Exercise task
Copy each line exactly.

The data
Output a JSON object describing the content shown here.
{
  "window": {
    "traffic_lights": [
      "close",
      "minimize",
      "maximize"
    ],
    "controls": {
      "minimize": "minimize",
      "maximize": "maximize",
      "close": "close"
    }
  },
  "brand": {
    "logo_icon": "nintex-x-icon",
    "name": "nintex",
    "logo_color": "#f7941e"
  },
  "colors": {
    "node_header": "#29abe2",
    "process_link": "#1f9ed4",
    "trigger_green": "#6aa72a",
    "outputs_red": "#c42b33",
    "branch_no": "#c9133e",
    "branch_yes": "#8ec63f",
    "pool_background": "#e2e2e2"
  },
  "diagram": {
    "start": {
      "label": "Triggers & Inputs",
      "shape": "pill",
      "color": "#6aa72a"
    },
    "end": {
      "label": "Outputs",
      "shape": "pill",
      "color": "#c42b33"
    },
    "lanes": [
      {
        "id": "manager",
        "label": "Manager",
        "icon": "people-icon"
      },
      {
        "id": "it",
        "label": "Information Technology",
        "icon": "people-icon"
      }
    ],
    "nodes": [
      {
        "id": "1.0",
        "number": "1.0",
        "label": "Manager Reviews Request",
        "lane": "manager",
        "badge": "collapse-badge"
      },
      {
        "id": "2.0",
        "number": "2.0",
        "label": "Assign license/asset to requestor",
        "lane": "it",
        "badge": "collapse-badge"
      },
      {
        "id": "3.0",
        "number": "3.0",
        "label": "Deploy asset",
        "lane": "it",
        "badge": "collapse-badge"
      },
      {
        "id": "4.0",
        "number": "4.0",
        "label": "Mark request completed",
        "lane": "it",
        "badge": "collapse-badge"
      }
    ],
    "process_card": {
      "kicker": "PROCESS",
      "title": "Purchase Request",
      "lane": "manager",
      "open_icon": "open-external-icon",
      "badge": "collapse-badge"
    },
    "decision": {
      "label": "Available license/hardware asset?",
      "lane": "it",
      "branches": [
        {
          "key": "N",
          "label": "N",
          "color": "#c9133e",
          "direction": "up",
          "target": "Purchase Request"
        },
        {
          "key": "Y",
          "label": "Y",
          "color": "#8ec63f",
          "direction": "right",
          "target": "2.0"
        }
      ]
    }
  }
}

The answer
Output a JSON object describing the content shown here.
{
  "window": {
    "traffic_lights": [
      "close",
      "minimize",
      "maximize"
    ],
    "controls": {
      "minimize": "minimize",
      "maximize": "maximize",
      "close": "close"
    }
  },
  "brand": {
    "logo_icon": "nintex-x-icon",
    "name": "nintex",
    "logo_color": "#f7941e"
  },
  "colors": {
    "node_header": "#29abe2",
    "process_link": "#1f9ed4",
    "trigger_green": "#6aa72a",
    "outputs_red": "#c42b33",
    "branch_no": "#c9133e",
    "branch_yes": "#8ec63f",
    "pool_background": "#e2e2e2"
  },
  "diagram": {
    "start": {
      "label": "Triggers & Inputs",
      "shape": "pill",
      "color": "#6aa72a"
    },
    "end": {
      "label": "Outputs",
      "shape": "pill",
      "color": "#c42b33"
    },
    "lanes": [
      {
        "id": "manager",
        "label": "Manager",
        "icon": "people-icon"
      },
      {
        "id": "it",
        "label": "Information Technology",
        "icon": "people-icon"
      }
    ],
    "nodes": [
      {
        "id": "1.0",
        "number": "1.0",
        "label": "Manager Reviews Request",
        "lane": "manager",
        "badge": "collapse-badge"
      },
      {
        "id": "2.0",
        "number": "2.0",
        "label": "Assign license/asset to requestor",
        "lane": "it",
        "badge": "collapse-badge"
      },
      {
        "id": "3.0",
        "number": "3.0",
        "label": "Deploy asset",
        "lane": "it",
        "badge": "collapse-badge"
      },
      {
        "id": "4.0",
        "number": "4.0",
        "label": "Mark request completed",
        "lane": "it",
        "badge": "collapse-badge"
      }
    ],
    "process_card": {
      "kicker": "PROCESS",
      "title": "Purchase Request",
      "lane": "manager",
      "open_icon": "open-external-icon",
      "badge": "collapse-badge"
    },
    "decision": {
      "label": "Available license/hardware asset?",
      "lane": "it",
      "branches": [
        {
          "key": "N",
          "label": "N",
          "color": "#c9133e",
          "direction": "up",
          "target": "Purchase Request"
        },
        {
          "key": "Y",
          "label": "Y",
          "color": "#8ec63f",
          "direction": "right",
          "target": "2.0"
        }
      ]
    }
  }
}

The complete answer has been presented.